--- start Input data ---
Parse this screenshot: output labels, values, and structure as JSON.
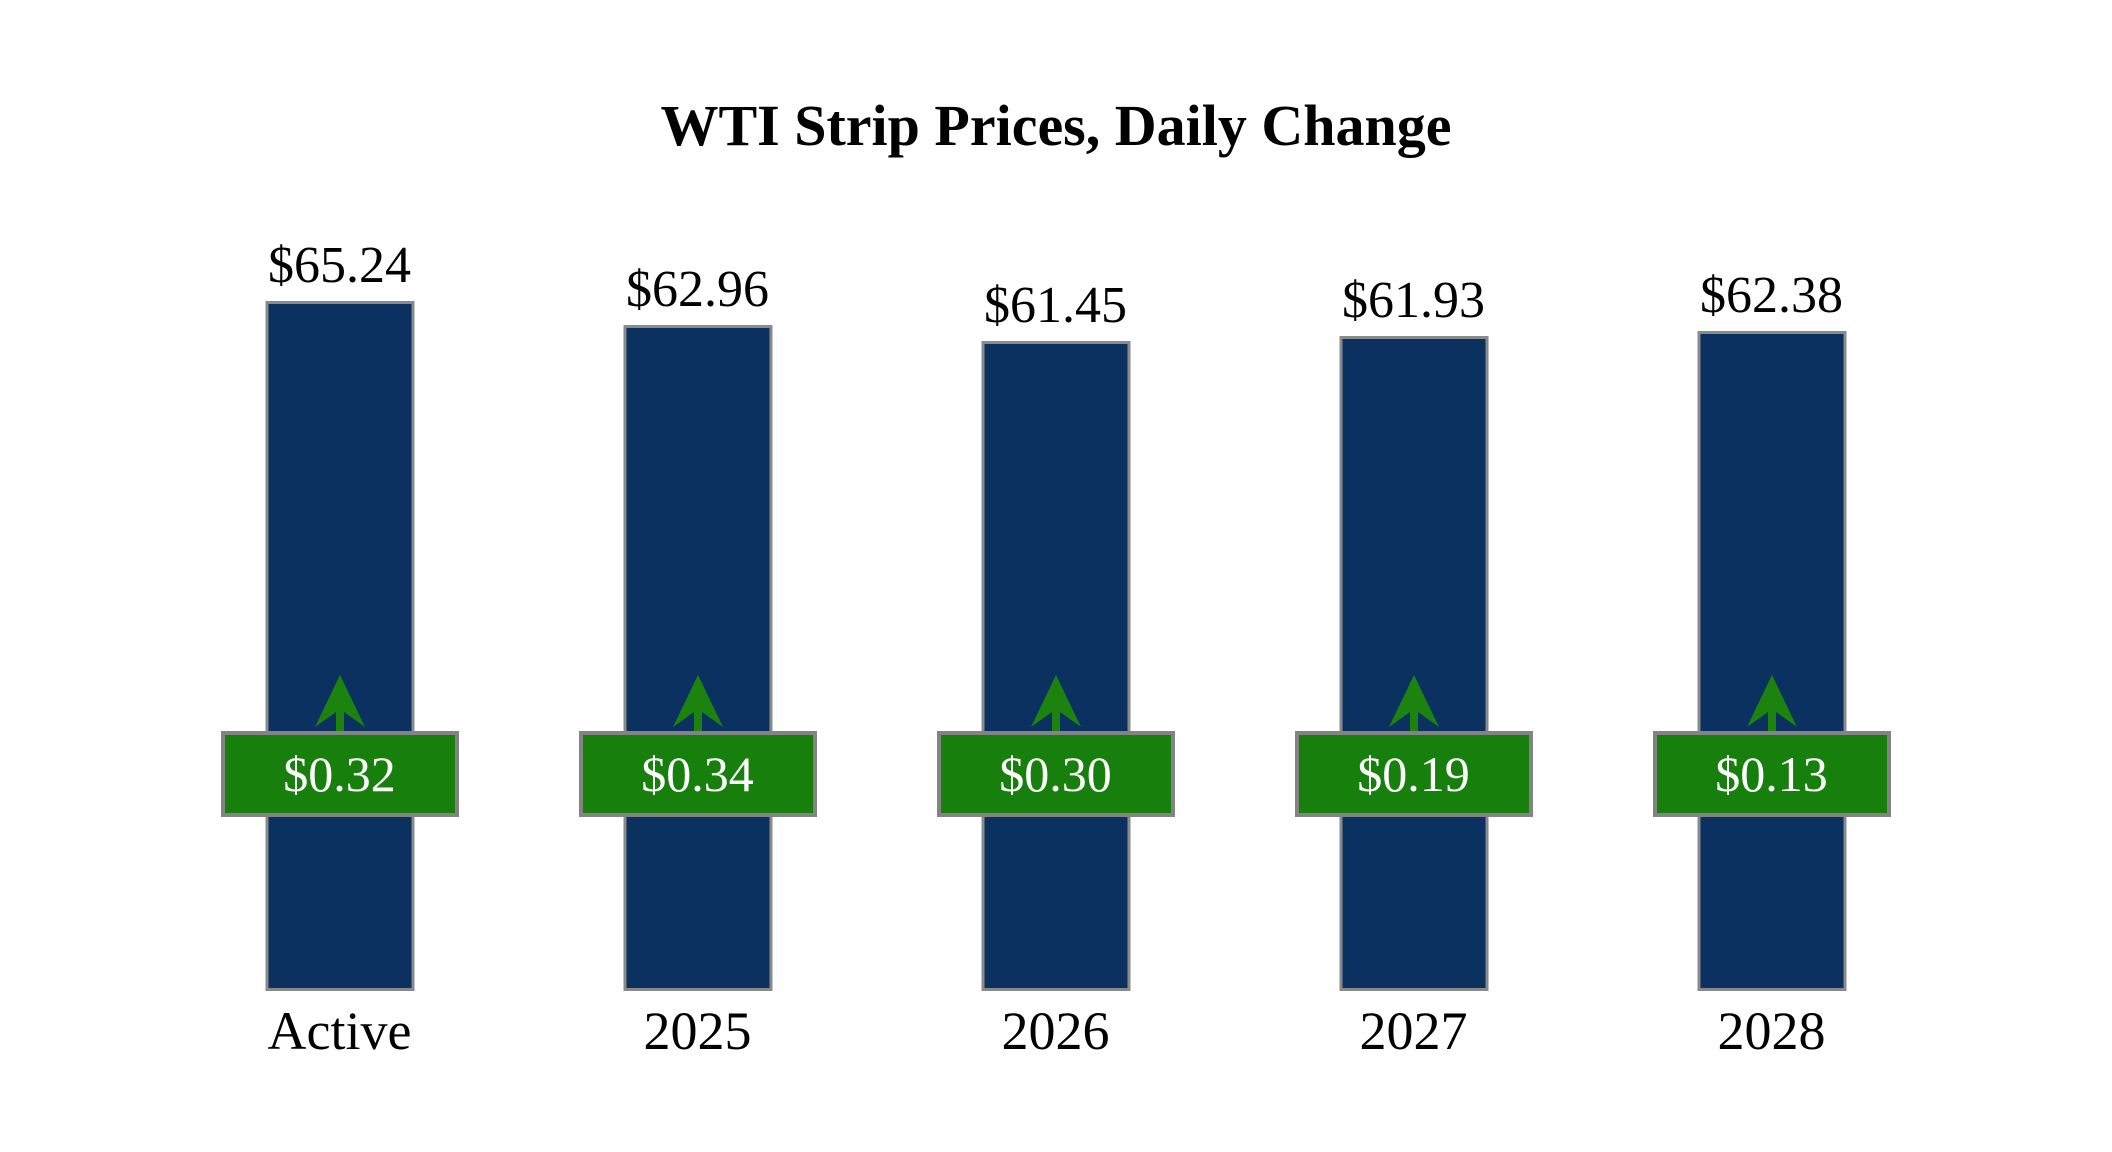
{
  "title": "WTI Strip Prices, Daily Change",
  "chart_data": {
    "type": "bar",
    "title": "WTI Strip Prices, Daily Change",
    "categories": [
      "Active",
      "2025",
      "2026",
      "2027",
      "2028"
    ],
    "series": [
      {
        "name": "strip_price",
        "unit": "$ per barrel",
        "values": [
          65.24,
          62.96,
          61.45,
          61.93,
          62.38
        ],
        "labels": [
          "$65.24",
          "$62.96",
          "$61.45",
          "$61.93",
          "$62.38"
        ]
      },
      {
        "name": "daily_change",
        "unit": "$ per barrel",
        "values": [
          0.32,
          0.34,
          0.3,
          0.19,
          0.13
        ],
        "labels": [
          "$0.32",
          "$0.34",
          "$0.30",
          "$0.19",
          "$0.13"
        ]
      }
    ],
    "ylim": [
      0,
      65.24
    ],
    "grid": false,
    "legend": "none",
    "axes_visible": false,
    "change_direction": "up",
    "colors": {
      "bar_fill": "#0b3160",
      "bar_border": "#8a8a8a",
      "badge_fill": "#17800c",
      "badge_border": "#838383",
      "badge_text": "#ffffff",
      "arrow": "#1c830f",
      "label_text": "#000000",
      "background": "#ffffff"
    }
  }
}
--- end Input data ---
--- start Input data ---
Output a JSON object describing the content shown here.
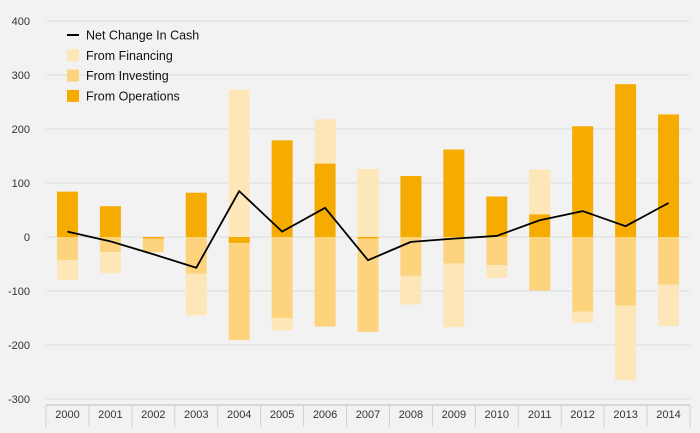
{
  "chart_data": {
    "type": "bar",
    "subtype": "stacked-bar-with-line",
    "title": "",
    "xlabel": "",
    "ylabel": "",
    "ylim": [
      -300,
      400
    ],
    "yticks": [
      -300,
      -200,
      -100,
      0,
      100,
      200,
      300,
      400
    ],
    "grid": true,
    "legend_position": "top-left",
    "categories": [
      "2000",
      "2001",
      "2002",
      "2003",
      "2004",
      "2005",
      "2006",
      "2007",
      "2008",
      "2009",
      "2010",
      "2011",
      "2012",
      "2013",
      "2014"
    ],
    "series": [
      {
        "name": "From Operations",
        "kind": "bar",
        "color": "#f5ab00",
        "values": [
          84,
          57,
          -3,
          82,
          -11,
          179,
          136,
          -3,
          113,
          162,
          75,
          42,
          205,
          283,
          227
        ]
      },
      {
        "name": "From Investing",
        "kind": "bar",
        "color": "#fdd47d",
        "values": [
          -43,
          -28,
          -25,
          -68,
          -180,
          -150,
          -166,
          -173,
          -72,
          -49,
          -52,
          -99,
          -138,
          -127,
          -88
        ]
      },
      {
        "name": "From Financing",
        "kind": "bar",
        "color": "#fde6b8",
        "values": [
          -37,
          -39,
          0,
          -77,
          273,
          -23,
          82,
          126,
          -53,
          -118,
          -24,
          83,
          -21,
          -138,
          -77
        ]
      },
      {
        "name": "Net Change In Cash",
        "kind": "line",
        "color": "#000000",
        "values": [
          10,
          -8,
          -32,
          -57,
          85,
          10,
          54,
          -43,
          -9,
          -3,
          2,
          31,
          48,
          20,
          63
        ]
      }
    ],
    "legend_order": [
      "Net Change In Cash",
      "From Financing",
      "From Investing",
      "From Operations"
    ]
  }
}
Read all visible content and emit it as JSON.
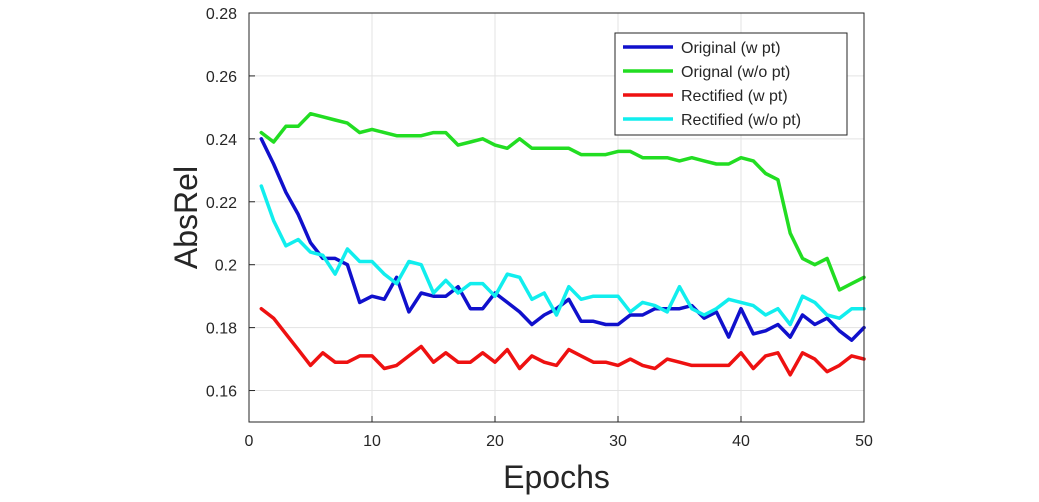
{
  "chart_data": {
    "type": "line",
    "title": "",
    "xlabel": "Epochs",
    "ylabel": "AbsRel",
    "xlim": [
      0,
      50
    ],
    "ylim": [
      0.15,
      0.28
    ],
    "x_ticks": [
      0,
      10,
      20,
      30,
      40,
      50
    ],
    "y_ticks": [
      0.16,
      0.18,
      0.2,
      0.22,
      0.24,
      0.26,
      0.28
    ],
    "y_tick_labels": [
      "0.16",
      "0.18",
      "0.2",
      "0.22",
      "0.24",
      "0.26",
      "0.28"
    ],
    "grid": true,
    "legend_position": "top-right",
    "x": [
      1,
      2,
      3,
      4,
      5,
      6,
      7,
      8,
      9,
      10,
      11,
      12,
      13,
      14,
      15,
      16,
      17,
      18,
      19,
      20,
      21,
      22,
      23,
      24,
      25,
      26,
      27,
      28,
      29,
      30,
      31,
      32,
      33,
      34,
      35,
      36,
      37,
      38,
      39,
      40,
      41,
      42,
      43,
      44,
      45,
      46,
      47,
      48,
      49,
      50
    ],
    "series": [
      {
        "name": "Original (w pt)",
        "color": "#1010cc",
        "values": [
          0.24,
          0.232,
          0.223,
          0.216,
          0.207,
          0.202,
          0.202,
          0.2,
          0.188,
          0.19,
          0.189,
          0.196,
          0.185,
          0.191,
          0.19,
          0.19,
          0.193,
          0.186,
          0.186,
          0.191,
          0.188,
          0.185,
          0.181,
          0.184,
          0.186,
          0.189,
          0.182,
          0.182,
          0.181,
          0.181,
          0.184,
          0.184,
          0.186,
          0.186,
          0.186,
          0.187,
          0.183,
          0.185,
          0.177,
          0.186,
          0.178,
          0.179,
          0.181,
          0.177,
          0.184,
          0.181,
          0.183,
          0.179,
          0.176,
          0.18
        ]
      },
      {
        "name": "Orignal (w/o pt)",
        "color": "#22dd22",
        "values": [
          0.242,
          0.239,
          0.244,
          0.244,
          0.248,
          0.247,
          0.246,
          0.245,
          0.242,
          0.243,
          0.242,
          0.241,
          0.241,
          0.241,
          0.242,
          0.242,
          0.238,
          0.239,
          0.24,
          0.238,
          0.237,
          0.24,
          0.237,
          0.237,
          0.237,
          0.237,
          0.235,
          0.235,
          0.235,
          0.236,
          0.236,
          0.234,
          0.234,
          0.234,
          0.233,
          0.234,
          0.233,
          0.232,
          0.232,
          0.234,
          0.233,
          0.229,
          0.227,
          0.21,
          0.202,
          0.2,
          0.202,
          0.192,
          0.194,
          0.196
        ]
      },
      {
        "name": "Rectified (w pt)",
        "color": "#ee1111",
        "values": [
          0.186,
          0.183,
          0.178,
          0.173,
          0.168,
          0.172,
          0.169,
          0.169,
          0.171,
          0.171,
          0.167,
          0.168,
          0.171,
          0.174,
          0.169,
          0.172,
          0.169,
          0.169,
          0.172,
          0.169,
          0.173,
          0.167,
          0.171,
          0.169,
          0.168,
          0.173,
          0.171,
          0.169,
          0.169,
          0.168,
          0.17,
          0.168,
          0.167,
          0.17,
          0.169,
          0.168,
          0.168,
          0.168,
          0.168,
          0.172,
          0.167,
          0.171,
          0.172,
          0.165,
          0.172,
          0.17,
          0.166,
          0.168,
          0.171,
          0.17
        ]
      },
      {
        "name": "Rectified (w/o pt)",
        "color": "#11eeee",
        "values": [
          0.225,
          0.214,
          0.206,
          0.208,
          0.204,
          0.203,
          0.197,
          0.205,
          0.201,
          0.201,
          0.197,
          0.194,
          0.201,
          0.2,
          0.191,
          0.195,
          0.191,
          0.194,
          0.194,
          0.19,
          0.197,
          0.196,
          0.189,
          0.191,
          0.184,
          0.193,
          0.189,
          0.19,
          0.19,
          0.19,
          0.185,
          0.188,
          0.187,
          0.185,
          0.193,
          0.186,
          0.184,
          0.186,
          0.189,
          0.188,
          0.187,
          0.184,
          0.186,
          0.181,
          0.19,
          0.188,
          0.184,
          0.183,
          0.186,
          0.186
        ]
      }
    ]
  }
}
--- end Input data ---
### Written problem
Identify how many lines in the entries above contain the word "Rectified" and provide only that figure.

### Written response
2